PROBLEM REQUIREMENTS
Rewrite everything in the VE Day article from "Dallas: WWII vets" down to "Nazi death camps.", putting "heroes" in place of "angels".

SOURCE DOCUMENT
------------------------
Dallas: WWII vets meet camp survivors on VE Day

DALLAS, TX

Six years later, after prison guards pulled all his teeth with a pair of pliers at another camp, Repp was rescued by American troops. At age 21, he weighed 69 pounds.

"On May 1, 1945, I was liberated by (Gen. Dwight D.) Eisenhower and (Gen. George S.) Patton," said Repp, now 88. "They're my angels, my saviors."

He met more of those angels Wednesday -- World War II veterans who helped emancipate the Nazi death camps.

The liberators and the liberated came together at the Dallas Holocaust Museum/Center for Education & Tolerance to mark the 67th anniversary of VE Day (or Victory in Europe), when the Allies accepted the surrender of Nazi Germany and the end of Adolf Hitler's reign.

"Anytime our survivors get to meet anyone that was in the Allied Forces in 1945, it just does so much for their sense of hope," said Alice Murray, president and CEO of the museum. "You'll just see their eyes light up."

It works both ways.

Melvin Waters, 87, an ambulance driver for the American Field Services, recalled what it felt like to be a part of the team evacuating prisoners from the Bergen-Belsen concentration camp, where he spent more than a week carrying women out on stretchers.
------------------------
DATASET EXCERPTS
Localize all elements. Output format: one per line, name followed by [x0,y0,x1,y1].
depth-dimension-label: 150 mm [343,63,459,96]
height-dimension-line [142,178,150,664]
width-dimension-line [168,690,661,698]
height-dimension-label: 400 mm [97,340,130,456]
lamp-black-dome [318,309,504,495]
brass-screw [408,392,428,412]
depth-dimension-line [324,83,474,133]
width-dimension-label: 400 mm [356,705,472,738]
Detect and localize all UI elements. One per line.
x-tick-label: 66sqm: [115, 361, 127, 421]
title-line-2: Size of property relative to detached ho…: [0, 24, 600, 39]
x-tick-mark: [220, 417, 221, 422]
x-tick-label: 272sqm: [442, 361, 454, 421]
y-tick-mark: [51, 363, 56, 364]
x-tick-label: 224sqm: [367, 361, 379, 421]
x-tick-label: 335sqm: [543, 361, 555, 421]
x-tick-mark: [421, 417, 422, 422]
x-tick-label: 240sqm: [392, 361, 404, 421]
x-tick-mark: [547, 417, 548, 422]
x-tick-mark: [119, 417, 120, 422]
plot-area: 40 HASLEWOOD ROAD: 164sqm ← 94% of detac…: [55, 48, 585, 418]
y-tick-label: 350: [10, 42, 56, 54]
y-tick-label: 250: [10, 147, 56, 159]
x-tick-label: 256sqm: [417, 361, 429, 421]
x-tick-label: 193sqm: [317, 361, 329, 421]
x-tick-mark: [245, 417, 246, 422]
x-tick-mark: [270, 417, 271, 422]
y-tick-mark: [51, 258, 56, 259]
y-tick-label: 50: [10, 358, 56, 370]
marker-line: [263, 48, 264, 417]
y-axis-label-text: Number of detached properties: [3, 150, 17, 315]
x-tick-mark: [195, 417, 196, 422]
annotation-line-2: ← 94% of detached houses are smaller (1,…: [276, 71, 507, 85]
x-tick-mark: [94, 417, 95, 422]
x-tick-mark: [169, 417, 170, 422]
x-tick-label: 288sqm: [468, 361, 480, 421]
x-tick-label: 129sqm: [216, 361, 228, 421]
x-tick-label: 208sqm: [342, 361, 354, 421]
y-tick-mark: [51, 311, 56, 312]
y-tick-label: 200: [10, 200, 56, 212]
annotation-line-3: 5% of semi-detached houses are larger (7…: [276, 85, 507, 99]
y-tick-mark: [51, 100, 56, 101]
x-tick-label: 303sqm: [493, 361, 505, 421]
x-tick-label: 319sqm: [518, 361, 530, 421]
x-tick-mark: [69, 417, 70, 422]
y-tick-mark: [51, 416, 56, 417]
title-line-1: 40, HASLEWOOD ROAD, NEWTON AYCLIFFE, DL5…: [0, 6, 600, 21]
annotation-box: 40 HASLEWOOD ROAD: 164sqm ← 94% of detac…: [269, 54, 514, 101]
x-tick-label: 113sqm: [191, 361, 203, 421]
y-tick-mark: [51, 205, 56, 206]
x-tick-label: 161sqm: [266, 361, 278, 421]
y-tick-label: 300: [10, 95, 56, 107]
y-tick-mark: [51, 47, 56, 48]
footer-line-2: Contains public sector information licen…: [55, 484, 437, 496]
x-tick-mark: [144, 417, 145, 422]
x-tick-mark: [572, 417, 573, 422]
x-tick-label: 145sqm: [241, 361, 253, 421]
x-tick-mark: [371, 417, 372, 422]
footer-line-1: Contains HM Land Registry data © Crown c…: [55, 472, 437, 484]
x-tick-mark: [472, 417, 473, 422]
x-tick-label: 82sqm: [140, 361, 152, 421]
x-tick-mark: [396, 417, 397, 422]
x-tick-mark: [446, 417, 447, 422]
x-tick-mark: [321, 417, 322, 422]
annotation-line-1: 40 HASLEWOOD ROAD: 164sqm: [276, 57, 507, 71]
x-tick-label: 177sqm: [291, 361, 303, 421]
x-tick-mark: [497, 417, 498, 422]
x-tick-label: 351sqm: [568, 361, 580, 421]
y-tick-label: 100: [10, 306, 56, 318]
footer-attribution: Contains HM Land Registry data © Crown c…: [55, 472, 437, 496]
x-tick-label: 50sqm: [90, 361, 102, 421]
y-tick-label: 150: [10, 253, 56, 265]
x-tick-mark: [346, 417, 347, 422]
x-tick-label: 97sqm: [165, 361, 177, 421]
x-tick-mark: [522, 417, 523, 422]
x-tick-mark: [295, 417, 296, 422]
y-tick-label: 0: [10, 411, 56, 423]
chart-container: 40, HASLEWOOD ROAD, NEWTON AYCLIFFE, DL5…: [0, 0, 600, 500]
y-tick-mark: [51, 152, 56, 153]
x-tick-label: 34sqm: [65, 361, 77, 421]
------------------------
RESPONSE FOR THIS EXERCISE
Dallas: WWII vets meet camp survivors on VE Day

DALLAS, TX

Six years later, after prison guards pulled all his teeth with a pair of pliers at another camp, Repp was rescued by American troops. At age 21, he weighed 69 pounds.

"On May 1, 1945, I was liberated by (Gen. Dwight D.) Eisenhower and (Gen. George S.) Patton," said Repp, now 88. "They're my heroes, my saviors."

He met more of those heroes Wednesday -- World War II veterans who helped emancipate the Nazi death camps.